* begin EXERCISE MATERIALS *

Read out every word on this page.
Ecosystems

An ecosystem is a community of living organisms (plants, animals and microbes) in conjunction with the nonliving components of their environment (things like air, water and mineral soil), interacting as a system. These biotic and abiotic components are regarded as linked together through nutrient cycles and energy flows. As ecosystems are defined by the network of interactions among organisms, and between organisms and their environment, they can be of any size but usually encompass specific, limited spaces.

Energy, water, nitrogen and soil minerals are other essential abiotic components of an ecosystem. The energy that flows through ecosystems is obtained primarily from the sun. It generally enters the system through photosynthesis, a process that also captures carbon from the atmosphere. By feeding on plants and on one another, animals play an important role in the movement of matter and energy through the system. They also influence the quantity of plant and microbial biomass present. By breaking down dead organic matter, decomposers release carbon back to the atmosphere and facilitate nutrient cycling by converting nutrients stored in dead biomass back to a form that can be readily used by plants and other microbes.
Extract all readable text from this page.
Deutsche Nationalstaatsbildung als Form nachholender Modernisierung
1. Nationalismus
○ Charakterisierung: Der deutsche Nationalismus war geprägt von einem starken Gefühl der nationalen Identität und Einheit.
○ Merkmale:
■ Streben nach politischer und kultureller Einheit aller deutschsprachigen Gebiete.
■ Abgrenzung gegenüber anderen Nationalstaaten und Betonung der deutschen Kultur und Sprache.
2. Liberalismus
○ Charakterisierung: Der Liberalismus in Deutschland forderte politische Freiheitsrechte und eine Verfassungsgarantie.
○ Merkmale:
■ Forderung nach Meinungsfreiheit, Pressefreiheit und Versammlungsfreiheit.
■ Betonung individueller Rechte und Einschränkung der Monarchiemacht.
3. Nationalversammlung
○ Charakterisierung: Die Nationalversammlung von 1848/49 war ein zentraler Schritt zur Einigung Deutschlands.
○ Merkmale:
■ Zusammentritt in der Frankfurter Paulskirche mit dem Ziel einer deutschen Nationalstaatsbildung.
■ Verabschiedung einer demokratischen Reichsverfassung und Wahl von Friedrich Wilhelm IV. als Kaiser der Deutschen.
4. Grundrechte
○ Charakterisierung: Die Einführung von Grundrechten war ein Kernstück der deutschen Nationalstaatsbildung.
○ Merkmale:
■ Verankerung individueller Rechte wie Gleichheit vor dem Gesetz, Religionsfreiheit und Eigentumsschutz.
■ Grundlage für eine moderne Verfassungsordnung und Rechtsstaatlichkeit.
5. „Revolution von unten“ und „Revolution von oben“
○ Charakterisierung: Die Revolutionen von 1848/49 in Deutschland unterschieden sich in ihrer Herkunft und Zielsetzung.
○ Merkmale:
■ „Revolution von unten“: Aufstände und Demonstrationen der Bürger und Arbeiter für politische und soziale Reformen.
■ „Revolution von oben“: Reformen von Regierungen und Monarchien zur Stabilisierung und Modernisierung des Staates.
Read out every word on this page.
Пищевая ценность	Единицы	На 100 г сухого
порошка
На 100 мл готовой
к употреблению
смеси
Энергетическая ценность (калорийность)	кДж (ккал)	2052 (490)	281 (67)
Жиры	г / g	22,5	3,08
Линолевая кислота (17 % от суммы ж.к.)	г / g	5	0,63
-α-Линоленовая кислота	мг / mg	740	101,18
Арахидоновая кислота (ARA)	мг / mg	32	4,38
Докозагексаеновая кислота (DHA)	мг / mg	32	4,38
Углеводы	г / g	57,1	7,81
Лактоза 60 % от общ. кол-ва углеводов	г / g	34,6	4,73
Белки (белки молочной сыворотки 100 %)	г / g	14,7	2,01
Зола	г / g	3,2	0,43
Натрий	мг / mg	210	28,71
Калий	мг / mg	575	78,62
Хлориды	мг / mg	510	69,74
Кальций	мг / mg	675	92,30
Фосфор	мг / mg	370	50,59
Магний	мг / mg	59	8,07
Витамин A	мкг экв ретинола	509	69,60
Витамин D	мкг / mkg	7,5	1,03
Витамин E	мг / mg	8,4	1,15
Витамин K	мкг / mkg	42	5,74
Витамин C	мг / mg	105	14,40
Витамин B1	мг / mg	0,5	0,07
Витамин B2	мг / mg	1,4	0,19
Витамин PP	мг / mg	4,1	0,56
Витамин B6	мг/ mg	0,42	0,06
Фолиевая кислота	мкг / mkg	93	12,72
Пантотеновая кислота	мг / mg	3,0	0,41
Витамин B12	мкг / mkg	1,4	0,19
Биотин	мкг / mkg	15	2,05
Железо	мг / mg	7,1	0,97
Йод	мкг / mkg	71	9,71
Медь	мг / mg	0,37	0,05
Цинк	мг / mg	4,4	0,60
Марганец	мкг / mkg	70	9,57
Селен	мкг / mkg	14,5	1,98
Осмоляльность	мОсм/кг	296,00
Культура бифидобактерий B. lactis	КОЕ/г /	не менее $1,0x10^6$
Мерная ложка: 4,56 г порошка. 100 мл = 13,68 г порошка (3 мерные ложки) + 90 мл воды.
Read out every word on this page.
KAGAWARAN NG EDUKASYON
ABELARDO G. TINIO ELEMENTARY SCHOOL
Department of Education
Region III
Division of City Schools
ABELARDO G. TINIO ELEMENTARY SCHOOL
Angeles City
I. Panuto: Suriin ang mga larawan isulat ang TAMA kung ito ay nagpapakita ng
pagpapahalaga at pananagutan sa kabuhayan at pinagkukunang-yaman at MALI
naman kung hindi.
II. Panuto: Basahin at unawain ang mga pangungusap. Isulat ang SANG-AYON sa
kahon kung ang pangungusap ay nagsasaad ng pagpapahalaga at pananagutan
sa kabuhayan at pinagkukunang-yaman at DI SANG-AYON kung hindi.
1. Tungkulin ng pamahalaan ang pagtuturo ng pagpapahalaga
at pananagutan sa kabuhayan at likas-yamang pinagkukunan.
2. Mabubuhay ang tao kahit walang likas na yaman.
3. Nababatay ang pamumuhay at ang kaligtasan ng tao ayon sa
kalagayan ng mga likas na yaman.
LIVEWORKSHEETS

* end EXERCISE MATERIALS *

## TASK PROMPT
Collect from the data above every line that includes "kabuhayan".

## WORKED SOLUTION
pagpapahalaga at pananagutan sa kabuhayan at pinagkukunang-yaman at MALI
sa kabuhayan at pinagkukunang-yaman at DI SANG-AYON kung hindi.
at pananagutan sa kabuhayan at likas-yamang pinagkukunan.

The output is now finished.